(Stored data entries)
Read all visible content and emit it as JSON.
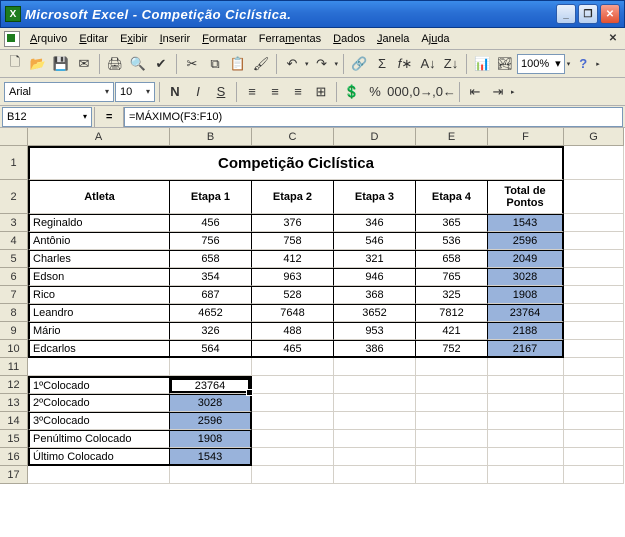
{
  "titlebar": {
    "app_name": "Microsoft Excel",
    "doc_name": "Competição Ciclística."
  },
  "menu": {
    "arquivo": "Arquivo",
    "editar": "Editar",
    "exibir": "Exibir",
    "inserir": "Inserir",
    "formatar": "Formatar",
    "ferramentas": "Ferramentas",
    "dados": "Dados",
    "janela": "Janela",
    "ajuda": "Ajuda"
  },
  "toolbar": {
    "zoom": "100%"
  },
  "fmtbar": {
    "font": "Arial",
    "size": "10"
  },
  "formulabar": {
    "cellref": "B12",
    "eq": "=",
    "formula": "=MÁXIMO(F3:F10)"
  },
  "columns": [
    "A",
    "B",
    "C",
    "D",
    "E",
    "F",
    "G"
  ],
  "rows": [
    "1",
    "2",
    "3",
    "4",
    "5",
    "6",
    "7",
    "8",
    "9",
    "10",
    "11",
    "12",
    "13",
    "14",
    "15",
    "16",
    "17"
  ],
  "table": {
    "title": "Competição Ciclística",
    "headers": {
      "atleta": "Atleta",
      "etapa1": "Etapa 1",
      "etapa2": "Etapa 2",
      "etapa3": "Etapa 3",
      "etapa4": "Etapa 4",
      "total": "Total de Pontos"
    },
    "data": [
      {
        "name": "Reginaldo",
        "e1": "456",
        "e2": "376",
        "e3": "346",
        "e4": "365",
        "total": "1543"
      },
      {
        "name": "Antônio",
        "e1": "756",
        "e2": "758",
        "e3": "546",
        "e4": "536",
        "total": "2596"
      },
      {
        "name": "Charles",
        "e1": "658",
        "e2": "412",
        "e3": "321",
        "e4": "658",
        "total": "2049"
      },
      {
        "name": "Edson",
        "e1": "354",
        "e2": "963",
        "e3": "946",
        "e4": "765",
        "total": "3028"
      },
      {
        "name": "Rico",
        "e1": "687",
        "e2": "528",
        "e3": "368",
        "e4": "325",
        "total": "1908"
      },
      {
        "name": "Leandro",
        "e1": "4652",
        "e2": "7648",
        "e3": "3652",
        "e4": "7812",
        "total": "23764"
      },
      {
        "name": "Mário",
        "e1": "326",
        "e2": "488",
        "e3": "953",
        "e4": "421",
        "total": "2188"
      },
      {
        "name": "Edcarlos",
        "e1": "564",
        "e2": "465",
        "e3": "386",
        "e4": "752",
        "total": "2167"
      }
    ],
    "rankings": [
      {
        "label": "1ºColocado",
        "value": "23764"
      },
      {
        "label": "2ºColocado",
        "value": "3028"
      },
      {
        "label": "3ºColocado",
        "value": "2596"
      },
      {
        "label": "Penúltimo Colocado",
        "value": "1908"
      },
      {
        "label": "Último Colocado",
        "value": "1543"
      }
    ]
  }
}
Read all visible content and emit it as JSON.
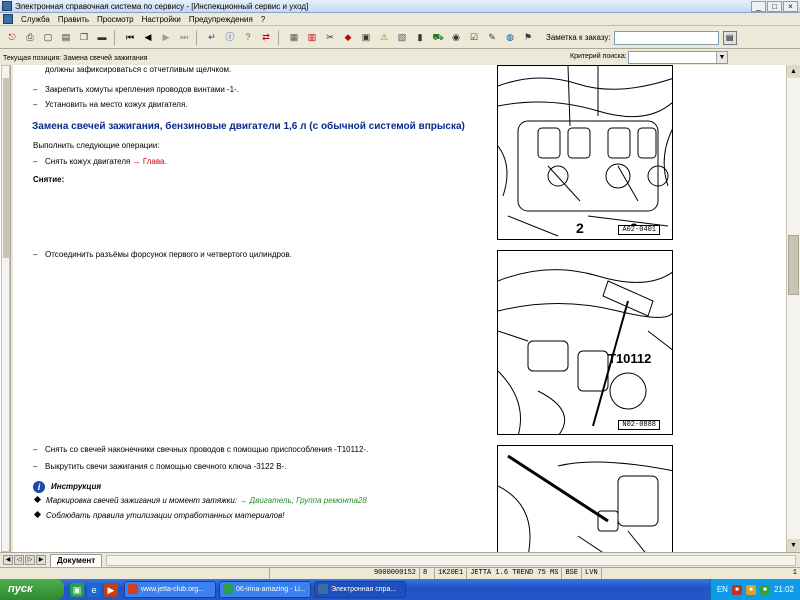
{
  "window": {
    "title": "Электронная справочная система по сервису - [Инспекционный сервис и уход]",
    "buttons": [
      "_",
      "□",
      "×"
    ]
  },
  "menu": [
    "Служба",
    "Править",
    "Просмотр",
    "Настройки",
    "Предупреждения",
    "?"
  ],
  "toolbar": {
    "icons": [
      {
        "name": "exit-icon",
        "glyph": "⎋",
        "color": "#b00000"
      },
      {
        "name": "print-icon",
        "glyph": "⎙",
        "color": "#333333"
      },
      {
        "name": "new-doc-icon",
        "glyph": "▢",
        "color": "#333333"
      },
      {
        "name": "open-doc-icon",
        "glyph": "▤",
        "color": "#333333"
      },
      {
        "name": "copy-icon",
        "glyph": "❐",
        "color": "#333333"
      },
      {
        "name": "car-icon",
        "glyph": "▬",
        "color": "#333333"
      },
      {
        "name": "first-page-icon",
        "glyph": "⏮",
        "color": "#000000"
      },
      {
        "name": "prev-page-icon",
        "glyph": "◀",
        "color": "#000000"
      },
      {
        "name": "next-page-icon",
        "glyph": "▶",
        "color": "#999999"
      },
      {
        "name": "last-page-icon",
        "glyph": "⏭",
        "color": "#999999"
      },
      {
        "name": "back-icon",
        "glyph": "↵",
        "color": "#0044aa"
      },
      {
        "name": "info-icon",
        "glyph": "ⓘ",
        "color": "#0033aa"
      },
      {
        "name": "help-icon",
        "glyph": "?",
        "color": "#806000"
      },
      {
        "name": "swap-icon",
        "glyph": "⇄",
        "color": "#aa0000"
      },
      {
        "name": "grid-icon",
        "glyph": "▦",
        "color": "#555555"
      },
      {
        "name": "book-icon",
        "glyph": "▥",
        "color": "#b00000"
      },
      {
        "name": "tools-icon",
        "glyph": "✂",
        "color": "#333333"
      },
      {
        "name": "tag-icon",
        "glyph": "◆",
        "color": "#cc0000"
      },
      {
        "name": "document-icon",
        "glyph": "▣",
        "color": "#333333"
      },
      {
        "name": "warning-icon",
        "glyph": "⚠",
        "color": "#b08000"
      },
      {
        "name": "measure-icon",
        "glyph": "▧",
        "color": "#555555"
      },
      {
        "name": "battery-icon",
        "glyph": "▮",
        "color": "#333333"
      },
      {
        "name": "vehicle-icon",
        "glyph": "⛟",
        "color": "#2a7a2a"
      },
      {
        "name": "wheel-icon",
        "glyph": "◉",
        "color": "#333333"
      },
      {
        "name": "check-list-icon",
        "glyph": "☑",
        "color": "#006600"
      },
      {
        "name": "edit-icon",
        "glyph": "✎",
        "color": "#333333"
      },
      {
        "name": "globe-icon",
        "glyph": "◍",
        "color": "#0055aa"
      },
      {
        "name": "flag-icon",
        "glyph": "⚑",
        "color": "#333333"
      }
    ],
    "order_label": "Заметка к заказу:",
    "order_value": ""
  },
  "position": {
    "label": "Текущая позиция: Замена свечей зажигания",
    "criteria_label": "Критерий поиска:",
    "criteria_value": ""
  },
  "content": {
    "line1": "должны зафиксироваться с отчетливым щелчком.",
    "step1": "Закрепить хомуты крепления проводов винтами -1-.",
    "step2": "Установить на место кожух двигателя.",
    "heading": "Замена свечей зажигания, бензиновые двигатели 1,6 л (с обычной системой впрыска)",
    "intro": "Выполнить следующие операции:",
    "step3_prefix": "Снять кожух двигателя",
    "step3_link": "→ Глава.",
    "removal": "Снятие:",
    "step4": "Отсоединить разъёмы форсунок первого и четвертого цилиндров.",
    "step5": "Снять со свечей наконечники свечных проводов с помощью приспособления -T10112-.",
    "step6": "Выкрутить свечи зажигания с помощью свечного ключа -3122 B-.",
    "instruction_title": "Инструкция",
    "bullet1_prefix": "Маркировка свечей зажигания и момент затяжки:",
    "bullet1_link": "→ Двигатель; Группа ремонта28",
    "bullet2": "Соблюдать правила утилизации отработанных материалов!",
    "dash": "–"
  },
  "illustrations": [
    {
      "code": "A02-0401",
      "labels": [
        "2",
        "2"
      ]
    },
    {
      "code": "N02-0888",
      "labels": [
        "T10112"
      ]
    },
    {
      "code": ""
    }
  ],
  "bottom": {
    "tab": "Документ"
  },
  "status": [
    "9000000152",
    "8",
    "1K20E1",
    "JETTA 1.6 TREND 75 MS",
    "BSE",
    "LVN",
    "1"
  ],
  "taskbar": {
    "start": "пуск",
    "tasks": [
      {
        "label": "www.jetta-club.org...",
        "color": "#d04020"
      },
      {
        "label": "06-irina-amazing - Li...",
        "color": "#2aa04a"
      },
      {
        "label": "Электронная спра...",
        "color": "#3a6ea5"
      }
    ],
    "lang": "EN",
    "time": "21:02"
  }
}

** WHAT YOU ARE ASKED TO DO **
Leave the pictures out and reproduce all of the records exactly.

** TASK ANSWER **
Read all visible content and emit it as JSON.
{
  "titlebar": {
    "app_name": "Microsoft Excel",
    "doc_name": "Competição Ciclística."
  },
  "menu": {
    "arquivo": "Arquivo",
    "editar": "Editar",
    "exibir": "Exibir",
    "inserir": "Inserir",
    "formatar": "Formatar",
    "ferramentas": "Ferramentas",
    "dados": "Dados",
    "janela": "Janela",
    "ajuda": "Ajuda"
  },
  "toolbar": {
    "zoom": "100%"
  },
  "fmtbar": {
    "font": "Arial",
    "size": "10"
  },
  "formulabar": {
    "cellref": "B12",
    "eq": "=",
    "formula": "=MÁXIMO(F3:F10)"
  },
  "columns": [
    "A",
    "B",
    "C",
    "D",
    "E",
    "F",
    "G"
  ],
  "rows": [
    "1",
    "2",
    "3",
    "4",
    "5",
    "6",
    "7",
    "8",
    "9",
    "10",
    "11",
    "12",
    "13",
    "14",
    "15",
    "16",
    "17"
  ],
  "table": {
    "title": "Competição Ciclística",
    "headers": {
      "atleta": "Atleta",
      "etapa1": "Etapa 1",
      "etapa2": "Etapa 2",
      "etapa3": "Etapa 3",
      "etapa4": "Etapa 4",
      "total": "Total de Pontos"
    },
    "data": [
      {
        "name": "Reginaldo",
        "e1": "456",
        "e2": "376",
        "e3": "346",
        "e4": "365",
        "total": "1543"
      },
      {
        "name": "Antônio",
        "e1": "756",
        "e2": "758",
        "e3": "546",
        "e4": "536",
        "total": "2596"
      },
      {
        "name": "Charles",
        "e1": "658",
        "e2": "412",
        "e3": "321",
        "e4": "658",
        "total": "2049"
      },
      {
        "name": "Edson",
        "e1": "354",
        "e2": "963",
        "e3": "946",
        "e4": "765",
        "total": "3028"
      },
      {
        "name": "Rico",
        "e1": "687",
        "e2": "528",
        "e3": "368",
        "e4": "325",
        "total": "1908"
      },
      {
        "name": "Leandro",
        "e1": "4652",
        "e2": "7648",
        "e3": "3652",
        "e4": "7812",
        "total": "23764"
      },
      {
        "name": "Mário",
        "e1": "326",
        "e2": "488",
        "e3": "953",
        "e4": "421",
        "total": "2188"
      },
      {
        "name": "Edcarlos",
        "e1": "564",
        "e2": "465",
        "e3": "386",
        "e4": "752",
        "total": "2167"
      }
    ],
    "rankings": [
      {
        "label": "1ºColocado",
        "value": "23764"
      },
      {
        "label": "2ºColocado",
        "value": "3028"
      },
      {
        "label": "3ºColocado",
        "value": "2596"
      },
      {
        "label": "Penúltimo Colocado",
        "value": "1908"
      },
      {
        "label": "Último Colocado",
        "value": "1543"
      }
    ]
  }
}
Read all visible content and emit it as JSON.
{
  "window": {
    "title": "Электронная справочная система по сервису - [Инспекционный сервис и уход]",
    "buttons": [
      "_",
      "□",
      "×"
    ]
  },
  "menu": [
    "Служба",
    "Править",
    "Просмотр",
    "Настройки",
    "Предупреждения",
    "?"
  ],
  "toolbar": {
    "icons": [
      {
        "name": "exit-icon",
        "glyph": "⎋",
        "color": "#b00000"
      },
      {
        "name": "print-icon",
        "glyph": "⎙",
        "color": "#333333"
      },
      {
        "name": "new-doc-icon",
        "glyph": "▢",
        "color": "#333333"
      },
      {
        "name": "open-doc-icon",
        "glyph": "▤",
        "color": "#333333"
      },
      {
        "name": "copy-icon",
        "glyph": "❐",
        "color": "#333333"
      },
      {
        "name": "car-icon",
        "glyph": "▬",
        "color": "#333333"
      },
      {
        "name": "first-page-icon",
        "glyph": "⏮",
        "color": "#000000"
      },
      {
        "name": "prev-page-icon",
        "glyph": "◀",
        "color": "#000000"
      },
      {
        "name": "next-page-icon",
        "glyph": "▶",
        "color": "#999999"
      },
      {
        "name": "last-page-icon",
        "glyph": "⏭",
        "color": "#999999"
      },
      {
        "name": "back-icon",
        "glyph": "↵",
        "color": "#0044aa"
      },
      {
        "name": "info-icon",
        "glyph": "ⓘ",
        "color": "#0033aa"
      },
      {
        "name": "help-icon",
        "glyph": "?",
        "color": "#806000"
      },
      {
        "name": "swap-icon",
        "glyph": "⇄",
        "color": "#aa0000"
      },
      {
        "name": "grid-icon",
        "glyph": "▦",
        "color": "#555555"
      },
      {
        "name": "book-icon",
        "glyph": "▥",
        "color": "#b00000"
      },
      {
        "name": "tools-icon",
        "glyph": "✂",
        "color": "#333333"
      },
      {
        "name": "tag-icon",
        "glyph": "◆",
        "color": "#cc0000"
      },
      {
        "name": "document-icon",
        "glyph": "▣",
        "color": "#333333"
      },
      {
        "name": "warning-icon",
        "glyph": "⚠",
        "color": "#b08000"
      },
      {
        "name": "measure-icon",
        "glyph": "▧",
        "color": "#555555"
      },
      {
        "name": "battery-icon",
        "glyph": "▮",
        "color": "#333333"
      },
      {
        "name": "vehicle-icon",
        "glyph": "⛟",
        "color": "#2a7a2a"
      },
      {
        "name": "wheel-icon",
        "glyph": "◉",
        "color": "#333333"
      },
      {
        "name": "check-list-icon",
        "glyph": "☑",
        "color": "#006600"
      },
      {
        "name": "edit-icon",
        "glyph": "✎",
        "color": "#333333"
      },
      {
        "name": "globe-icon",
        "glyph": "◍",
        "color": "#0055aa"
      },
      {
        "name": "flag-icon",
        "glyph": "⚑",
        "color": "#333333"
      }
    ],
    "order_label": "Заметка к заказу:",
    "order_value": ""
  },
  "position": {
    "label": "Текущая позиция: Замена свечей зажигания",
    "criteria_label": "Критерий поиска:",
    "criteria_value": ""
  },
  "content": {
    "line1": "должны зафиксироваться с отчетливым щелчком.",
    "step1": "Закрепить хомуты крепления проводов винтами -1-.",
    "step2": "Установить на место кожух двигателя.",
    "heading": "Замена свечей зажигания, бензиновые двигатели 1,6 л (с обычной системой впрыска)",
    "intro": "Выполнить следующие операции:",
    "step3_prefix": "Снять кожух двигателя",
    "step3_link": "→ Глава.",
    "removal": "Снятие:",
    "step4": "Отсоединить разъёмы форсунок первого и четвертого цилиндров.",
    "step5": "Снять со свечей наконечники свечных проводов с помощью приспособления -T10112-.",
    "step6": "Выкрутить свечи зажигания с помощью свечного ключа -3122 B-.",
    "instruction_title": "Инструкция",
    "bullet1_prefix": "Маркировка свечей зажигания и момент затяжки:",
    "bullet1_link": "→ Двигатель; Группа ремонта28",
    "bullet2": "Соблюдать правила утилизации отработанных материалов!",
    "dash": "–"
  },
  "illustrations": [
    {
      "code": "A02-0401",
      "labels": [
        "2",
        "2"
      ]
    },
    {
      "code": "N02-0888",
      "labels": [
        "T10112"
      ]
    },
    {
      "code": ""
    }
  ],
  "bottom": {
    "tab": "Документ"
  },
  "status": [
    "9000000152",
    "8",
    "1K20E1",
    "JETTA 1.6 TREND 75 MS",
    "BSE",
    "LVN",
    "1"
  ],
  "taskbar": {
    "start": "пуск",
    "tasks": [
      {
        "label": "www.jetta-club.org...",
        "color": "#d04020"
      },
      {
        "label": "06-irina-amazing - Li...",
        "color": "#2aa04a"
      },
      {
        "label": "Электронная спра...",
        "color": "#3a6ea5"
      }
    ],
    "lang": "EN",
    "time": "21:02"
  }
}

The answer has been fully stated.